* BEGIN *
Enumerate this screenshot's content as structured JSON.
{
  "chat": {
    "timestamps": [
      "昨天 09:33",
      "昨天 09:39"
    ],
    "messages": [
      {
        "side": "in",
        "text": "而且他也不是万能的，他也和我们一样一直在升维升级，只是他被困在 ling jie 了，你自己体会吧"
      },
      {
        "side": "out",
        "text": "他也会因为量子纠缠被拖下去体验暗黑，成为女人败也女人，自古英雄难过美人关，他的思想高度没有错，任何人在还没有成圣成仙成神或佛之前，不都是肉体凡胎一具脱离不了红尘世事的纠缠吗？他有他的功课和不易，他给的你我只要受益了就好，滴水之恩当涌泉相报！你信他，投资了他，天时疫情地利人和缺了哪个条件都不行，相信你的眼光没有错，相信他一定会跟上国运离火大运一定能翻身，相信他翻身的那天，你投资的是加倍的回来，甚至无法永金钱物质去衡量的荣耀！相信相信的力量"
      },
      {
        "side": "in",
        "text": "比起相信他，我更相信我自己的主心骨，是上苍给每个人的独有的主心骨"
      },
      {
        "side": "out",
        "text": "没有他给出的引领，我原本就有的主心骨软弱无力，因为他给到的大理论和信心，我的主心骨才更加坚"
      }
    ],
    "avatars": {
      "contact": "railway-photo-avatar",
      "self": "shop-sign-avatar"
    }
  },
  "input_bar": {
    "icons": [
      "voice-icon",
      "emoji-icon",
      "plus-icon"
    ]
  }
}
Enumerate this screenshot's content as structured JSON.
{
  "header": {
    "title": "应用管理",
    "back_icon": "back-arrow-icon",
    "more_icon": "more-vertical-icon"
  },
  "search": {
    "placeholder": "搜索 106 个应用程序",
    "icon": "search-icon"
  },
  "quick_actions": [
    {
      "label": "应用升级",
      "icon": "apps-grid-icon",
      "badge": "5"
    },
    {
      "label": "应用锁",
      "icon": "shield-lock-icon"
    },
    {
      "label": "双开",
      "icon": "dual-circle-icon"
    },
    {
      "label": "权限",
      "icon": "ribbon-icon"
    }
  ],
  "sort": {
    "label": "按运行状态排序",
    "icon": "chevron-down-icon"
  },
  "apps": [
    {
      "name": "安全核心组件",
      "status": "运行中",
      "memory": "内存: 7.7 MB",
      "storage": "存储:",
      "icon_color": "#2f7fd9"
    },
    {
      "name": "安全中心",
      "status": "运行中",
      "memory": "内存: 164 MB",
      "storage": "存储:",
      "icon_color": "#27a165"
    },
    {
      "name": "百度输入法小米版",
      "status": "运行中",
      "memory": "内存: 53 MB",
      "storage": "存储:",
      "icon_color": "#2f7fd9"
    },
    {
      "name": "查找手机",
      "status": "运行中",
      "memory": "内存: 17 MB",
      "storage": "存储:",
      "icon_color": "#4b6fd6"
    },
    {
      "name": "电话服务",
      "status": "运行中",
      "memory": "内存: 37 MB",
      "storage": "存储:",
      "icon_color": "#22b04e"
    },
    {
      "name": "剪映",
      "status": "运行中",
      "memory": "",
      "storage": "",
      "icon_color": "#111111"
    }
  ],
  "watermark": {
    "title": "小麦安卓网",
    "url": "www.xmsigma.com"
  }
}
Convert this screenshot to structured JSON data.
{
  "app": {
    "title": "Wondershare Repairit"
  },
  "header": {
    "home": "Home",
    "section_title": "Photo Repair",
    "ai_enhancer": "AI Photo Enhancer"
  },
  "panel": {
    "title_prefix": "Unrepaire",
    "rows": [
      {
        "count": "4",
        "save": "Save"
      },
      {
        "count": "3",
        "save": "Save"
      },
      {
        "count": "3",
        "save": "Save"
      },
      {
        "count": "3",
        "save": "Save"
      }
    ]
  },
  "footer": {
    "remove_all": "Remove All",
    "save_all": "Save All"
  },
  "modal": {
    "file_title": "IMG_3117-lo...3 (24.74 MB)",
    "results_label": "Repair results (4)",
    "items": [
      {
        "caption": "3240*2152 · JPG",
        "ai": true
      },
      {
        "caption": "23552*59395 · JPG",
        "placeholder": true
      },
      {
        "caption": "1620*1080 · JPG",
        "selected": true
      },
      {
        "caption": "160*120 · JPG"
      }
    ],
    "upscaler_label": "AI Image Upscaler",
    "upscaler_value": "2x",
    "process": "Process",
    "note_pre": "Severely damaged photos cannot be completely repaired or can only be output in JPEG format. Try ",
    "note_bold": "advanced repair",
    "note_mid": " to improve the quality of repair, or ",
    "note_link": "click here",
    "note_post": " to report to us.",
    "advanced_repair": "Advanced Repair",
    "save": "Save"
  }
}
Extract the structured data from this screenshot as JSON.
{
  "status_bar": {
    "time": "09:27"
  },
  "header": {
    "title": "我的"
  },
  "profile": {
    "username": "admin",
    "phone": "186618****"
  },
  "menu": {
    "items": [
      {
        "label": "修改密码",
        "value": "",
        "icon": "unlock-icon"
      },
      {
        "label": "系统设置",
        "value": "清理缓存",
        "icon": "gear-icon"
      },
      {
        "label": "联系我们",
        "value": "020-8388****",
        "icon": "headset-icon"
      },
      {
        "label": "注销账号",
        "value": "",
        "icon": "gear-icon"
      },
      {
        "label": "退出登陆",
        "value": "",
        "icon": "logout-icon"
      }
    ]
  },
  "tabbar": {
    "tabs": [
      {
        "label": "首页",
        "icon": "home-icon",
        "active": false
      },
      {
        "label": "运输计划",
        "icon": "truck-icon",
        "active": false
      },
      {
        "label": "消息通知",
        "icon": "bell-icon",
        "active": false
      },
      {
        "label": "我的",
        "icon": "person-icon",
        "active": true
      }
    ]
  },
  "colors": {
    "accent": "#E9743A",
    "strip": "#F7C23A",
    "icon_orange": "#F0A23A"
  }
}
* END *
STATED GOAL – Make an exact copy of the data above.

WRITTEN RESPONSE –
Enumerate this screenshot's content as structured JSON.
{
  "chat": {
    "timestamps": [
      "昨天 09:33",
      "昨天 09:39"
    ],
    "messages": [
      {
        "side": "in",
        "text": "而且他也不是万能的，他也和我们一样一直在升维升级，只是他被困在 ling jie 了，你自己体会吧"
      },
      {
        "side": "out",
        "text": "他也会因为量子纠缠被拖下去体验暗黑，成为女人败也女人，自古英雄难过美人关，他的思想高度没有错，任何人在还没有成圣成仙成神或佛之前，不都是肉体凡胎一具脱离不了红尘世事的纠缠吗？他有他的功课和不易，他给的你我只要受益了就好，滴水之恩当涌泉相报！你信他，投资了他，天时疫情地利人和缺了哪个条件都不行，相信你的眼光没有错，相信他一定会跟上国运离火大运一定能翻身，相信他翻身的那天，你投资的是加倍的回来，甚至无法永金钱物质去衡量的荣耀！相信相信的力量"
      },
      {
        "side": "in",
        "text": "比起相信他，我更相信我自己的主心骨，是上苍给每个人的独有的主心骨"
      },
      {
        "side": "out",
        "text": "没有他给出的引领，我原本就有的主心骨软弱无力，因为他给到的大理论和信心，我的主心骨才更加坚"
      }
    ],
    "avatars": {
      "contact": "railway-photo-avatar",
      "self": "shop-sign-avatar"
    }
  },
  "input_bar": {
    "icons": [
      "voice-icon",
      "emoji-icon",
      "plus-icon"
    ]
  }
}
Enumerate this screenshot's content as structured JSON.
{
  "header": {
    "title": "应用管理",
    "back_icon": "back-arrow-icon",
    "more_icon": "more-vertical-icon"
  },
  "search": {
    "placeholder": "搜索 106 个应用程序",
    "icon": "search-icon"
  },
  "quick_actions": [
    {
      "label": "应用升级",
      "icon": "apps-grid-icon",
      "badge": "5"
    },
    {
      "label": "应用锁",
      "icon": "shield-lock-icon"
    },
    {
      "label": "双开",
      "icon": "dual-circle-icon"
    },
    {
      "label": "权限",
      "icon": "ribbon-icon"
    }
  ],
  "sort": {
    "label": "按运行状态排序",
    "icon": "chevron-down-icon"
  },
  "apps": [
    {
      "name": "安全核心组件",
      "status": "运行中",
      "memory": "内存: 7.7 MB",
      "storage": "存储:",
      "icon_color": "#2f7fd9"
    },
    {
      "name": "安全中心",
      "status": "运行中",
      "memory": "内存: 164 MB",
      "storage": "存储:",
      "icon_color": "#27a165"
    },
    {
      "name": "百度输入法小米版",
      "status": "运行中",
      "memory": "内存: 53 MB",
      "storage": "存储:",
      "icon_color": "#2f7fd9"
    },
    {
      "name": "查找手机",
      "status": "运行中",
      "memory": "内存: 17 MB",
      "storage": "存储:",
      "icon_color": "#4b6fd6"
    },
    {
      "name": "电话服务",
      "status": "运行中",
      "memory": "内存: 37 MB",
      "storage": "存储:",
      "icon_color": "#22b04e"
    },
    {
      "name": "剪映",
      "status": "运行中",
      "memory": "",
      "storage": "",
      "icon_color": "#111111"
    }
  ],
  "watermark": {
    "title": "小麦安卓网",
    "url": "www.xmsigma.com"
  }
}
Convert this screenshot to structured JSON data.
{
  "app": {
    "title": "Wondershare Repairit"
  },
  "header": {
    "home": "Home",
    "section_title": "Photo Repair",
    "ai_enhancer": "AI Photo Enhancer"
  },
  "panel": {
    "title_prefix": "Unrepaire",
    "rows": [
      {
        "count": "4",
        "save": "Save"
      },
      {
        "count": "3",
        "save": "Save"
      },
      {
        "count": "3",
        "save": "Save"
      },
      {
        "count": "3",
        "save": "Save"
      }
    ]
  },
  "footer": {
    "remove_all": "Remove All",
    "save_all": "Save All"
  },
  "modal": {
    "file_title": "IMG_3117-lo...3 (24.74 MB)",
    "results_label": "Repair results (4)",
    "items": [
      {
        "caption": "3240*2152 · JPG",
        "ai": true
      },
      {
        "caption": "23552*59395 · JPG",
        "placeholder": true
      },
      {
        "caption": "1620*1080 · JPG",
        "selected": true
      },
      {
        "caption": "160*120 · JPG"
      }
    ],
    "upscaler_label": "AI Image Upscaler",
    "upscaler_value": "2x",
    "process": "Process",
    "note_pre": "Severely damaged photos cannot be completely repaired or can only be output in JPEG format. Try ",
    "note_bold": "advanced repair",
    "note_mid": " to improve the quality of repair, or ",
    "note_link": "click here",
    "note_post": " to report to us.",
    "advanced_repair": "Advanced Repair",
    "save": "Save"
  }
}
Extract the structured data from this screenshot as JSON.
{
  "status_bar": {
    "time": "09:27"
  },
  "header": {
    "title": "我的"
  },
  "profile": {
    "username": "admin",
    "phone": "186618****"
  },
  "menu": {
    "items": [
      {
        "label": "修改密码",
        "value": "",
        "icon": "unlock-icon"
      },
      {
        "label": "系统设置",
        "value": "清理缓存",
        "icon": "gear-icon"
      },
      {
        "label": "联系我们",
        "value": "020-8388****",
        "icon": "headset-icon"
      },
      {
        "label": "注销账号",
        "value": "",
        "icon": "gear-icon"
      },
      {
        "label": "退出登陆",
        "value": "",
        "icon": "logout-icon"
      }
    ]
  },
  "tabbar": {
    "tabs": [
      {
        "label": "首页",
        "icon": "home-icon",
        "active": false
      },
      {
        "label": "运输计划",
        "icon": "truck-icon",
        "active": false
      },
      {
        "label": "消息通知",
        "icon": "bell-icon",
        "active": false
      },
      {
        "label": "我的",
        "icon": "person-icon",
        "active": true
      }
    ]
  },
  "colors": {
    "accent": "#E9743A",
    "strip": "#F7C23A",
    "icon_orange": "#F0A23A"
  }
}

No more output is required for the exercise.